• **Exercise**
Pull out every line from the listing that has the word "ylabel".
** Start of Input for this task **
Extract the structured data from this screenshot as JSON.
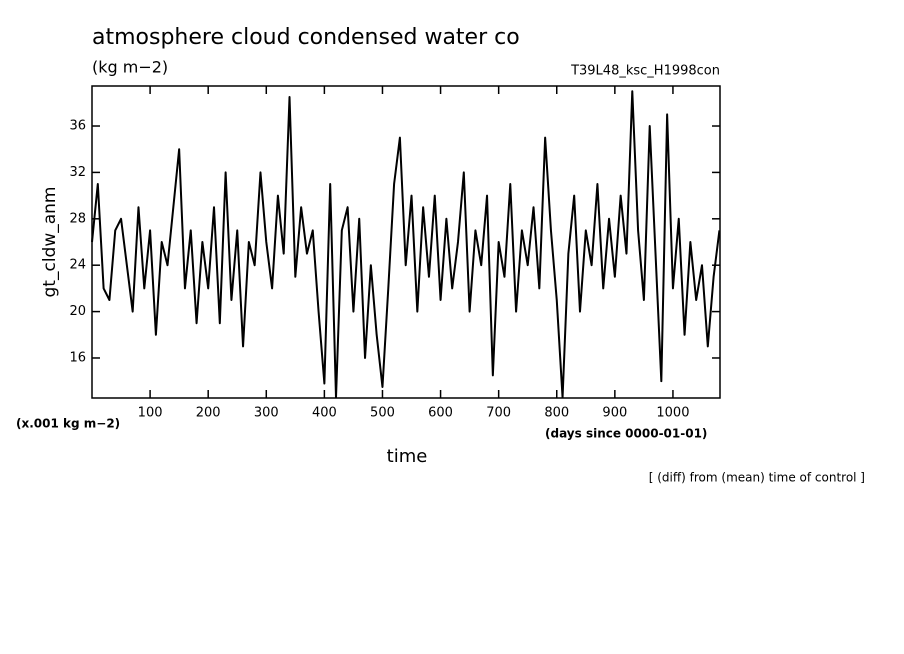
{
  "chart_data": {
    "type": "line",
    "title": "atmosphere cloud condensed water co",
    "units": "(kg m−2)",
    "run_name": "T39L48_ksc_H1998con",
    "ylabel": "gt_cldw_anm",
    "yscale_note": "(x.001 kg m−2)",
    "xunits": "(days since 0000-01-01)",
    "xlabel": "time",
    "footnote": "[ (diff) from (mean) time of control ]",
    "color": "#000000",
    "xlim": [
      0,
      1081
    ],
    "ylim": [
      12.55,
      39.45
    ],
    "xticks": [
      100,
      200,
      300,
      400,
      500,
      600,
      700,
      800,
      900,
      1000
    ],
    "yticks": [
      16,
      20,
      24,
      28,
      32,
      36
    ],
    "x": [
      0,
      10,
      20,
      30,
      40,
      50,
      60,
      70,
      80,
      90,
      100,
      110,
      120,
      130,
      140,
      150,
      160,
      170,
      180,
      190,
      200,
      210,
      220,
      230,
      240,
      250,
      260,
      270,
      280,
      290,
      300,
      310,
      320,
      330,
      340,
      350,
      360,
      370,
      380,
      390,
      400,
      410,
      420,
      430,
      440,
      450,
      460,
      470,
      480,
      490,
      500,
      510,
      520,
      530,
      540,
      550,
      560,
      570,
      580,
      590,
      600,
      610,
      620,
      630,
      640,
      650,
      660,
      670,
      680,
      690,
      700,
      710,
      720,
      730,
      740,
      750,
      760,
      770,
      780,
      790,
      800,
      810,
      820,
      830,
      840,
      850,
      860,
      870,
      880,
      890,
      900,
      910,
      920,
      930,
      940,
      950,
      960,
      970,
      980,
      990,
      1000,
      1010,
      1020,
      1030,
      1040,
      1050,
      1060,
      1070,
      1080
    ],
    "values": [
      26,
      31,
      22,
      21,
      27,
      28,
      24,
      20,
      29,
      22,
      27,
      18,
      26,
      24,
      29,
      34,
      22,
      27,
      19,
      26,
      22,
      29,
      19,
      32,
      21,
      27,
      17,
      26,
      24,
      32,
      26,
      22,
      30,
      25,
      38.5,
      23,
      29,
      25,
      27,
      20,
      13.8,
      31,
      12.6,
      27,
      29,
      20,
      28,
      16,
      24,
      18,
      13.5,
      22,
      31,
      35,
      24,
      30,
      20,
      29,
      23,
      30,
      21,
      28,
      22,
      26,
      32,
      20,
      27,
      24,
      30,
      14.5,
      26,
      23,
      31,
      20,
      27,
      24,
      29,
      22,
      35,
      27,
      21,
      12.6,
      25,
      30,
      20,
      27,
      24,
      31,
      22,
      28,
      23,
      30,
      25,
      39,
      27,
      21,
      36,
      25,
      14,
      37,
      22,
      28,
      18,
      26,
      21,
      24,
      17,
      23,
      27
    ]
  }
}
** End of Input for this task **
** Start of Input for this task **
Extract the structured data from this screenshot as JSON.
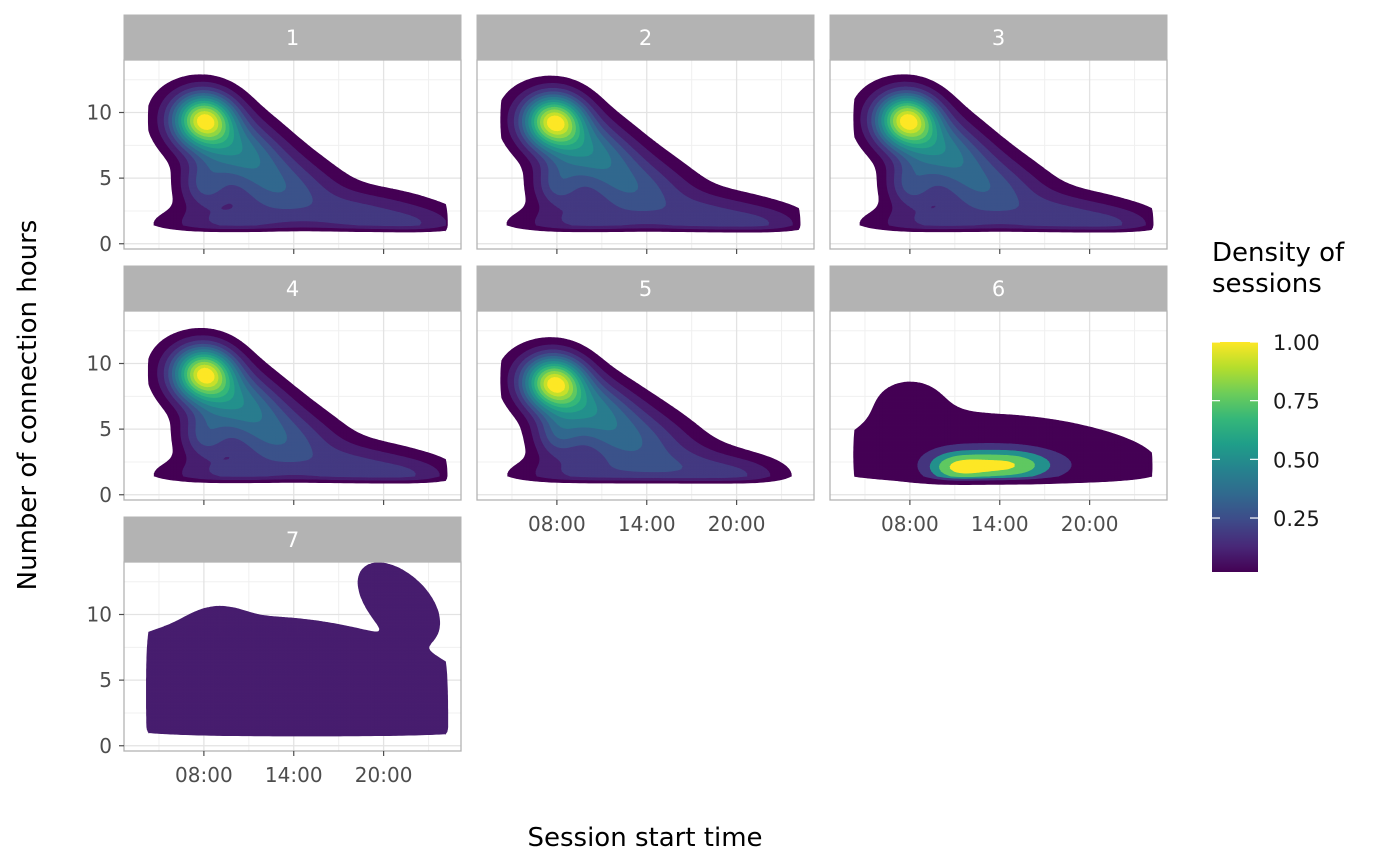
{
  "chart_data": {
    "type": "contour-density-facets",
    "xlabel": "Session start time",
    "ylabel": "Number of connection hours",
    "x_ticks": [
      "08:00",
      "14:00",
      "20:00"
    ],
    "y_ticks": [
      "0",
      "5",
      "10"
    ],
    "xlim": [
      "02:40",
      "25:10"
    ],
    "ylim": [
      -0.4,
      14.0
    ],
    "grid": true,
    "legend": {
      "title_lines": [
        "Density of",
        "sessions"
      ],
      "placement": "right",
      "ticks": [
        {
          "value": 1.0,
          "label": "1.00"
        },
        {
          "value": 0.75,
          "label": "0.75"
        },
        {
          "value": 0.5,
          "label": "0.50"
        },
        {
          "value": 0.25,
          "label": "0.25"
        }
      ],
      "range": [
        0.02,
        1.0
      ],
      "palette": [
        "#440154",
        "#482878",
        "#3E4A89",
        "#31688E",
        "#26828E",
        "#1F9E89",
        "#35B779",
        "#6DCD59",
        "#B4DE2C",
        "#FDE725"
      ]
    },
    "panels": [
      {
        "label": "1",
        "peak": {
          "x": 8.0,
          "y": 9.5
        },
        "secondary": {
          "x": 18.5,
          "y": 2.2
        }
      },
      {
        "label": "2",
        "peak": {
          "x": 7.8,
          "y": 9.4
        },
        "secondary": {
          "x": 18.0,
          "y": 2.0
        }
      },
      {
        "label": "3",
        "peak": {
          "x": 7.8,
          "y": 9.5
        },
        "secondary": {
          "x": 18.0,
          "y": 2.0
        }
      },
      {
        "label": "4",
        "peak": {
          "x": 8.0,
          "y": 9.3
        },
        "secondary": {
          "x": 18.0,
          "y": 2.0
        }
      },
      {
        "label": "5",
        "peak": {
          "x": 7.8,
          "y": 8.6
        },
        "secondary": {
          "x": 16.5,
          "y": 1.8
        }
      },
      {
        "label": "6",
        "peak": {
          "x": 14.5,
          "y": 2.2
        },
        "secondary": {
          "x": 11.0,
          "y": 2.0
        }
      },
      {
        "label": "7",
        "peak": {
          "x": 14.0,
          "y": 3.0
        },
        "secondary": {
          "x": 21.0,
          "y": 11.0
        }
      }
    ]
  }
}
** End of Input for this task **
• **Worked answer**
    "ylabel": "gt_cldw_anm",
    "ylabel": "Number of connection hours",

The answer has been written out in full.